Problem to work on – Reproduce each record exactly.

Dataset records –
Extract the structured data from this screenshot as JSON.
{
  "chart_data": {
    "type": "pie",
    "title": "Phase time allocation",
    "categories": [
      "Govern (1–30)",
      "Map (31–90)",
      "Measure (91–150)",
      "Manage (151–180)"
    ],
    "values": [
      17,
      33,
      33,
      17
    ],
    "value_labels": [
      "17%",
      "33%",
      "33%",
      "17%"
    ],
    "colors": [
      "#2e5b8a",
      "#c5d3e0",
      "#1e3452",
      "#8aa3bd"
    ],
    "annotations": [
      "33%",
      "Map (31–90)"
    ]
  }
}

Answer below –
Extract the structured data from this screenshot as JSON.
{
  "chart_data": {
    "type": "pie",
    "title": "Phase time allocation",
    "categories": [
      "Govern (1–30)",
      "Map (31–90)",
      "Measure (91–150)",
      "Manage (151–180)"
    ],
    "values": [
      17,
      33,
      33,
      17
    ],
    "value_labels": [
      "17%",
      "33%",
      "33%",
      "17%"
    ],
    "colors": [
      "#2e5b8a",
      "#c5d3e0",
      "#1e3452",
      "#8aa3bd"
    ],
    "annotations": [
      "33%",
      "Map (31–90)"
    ]
  }
}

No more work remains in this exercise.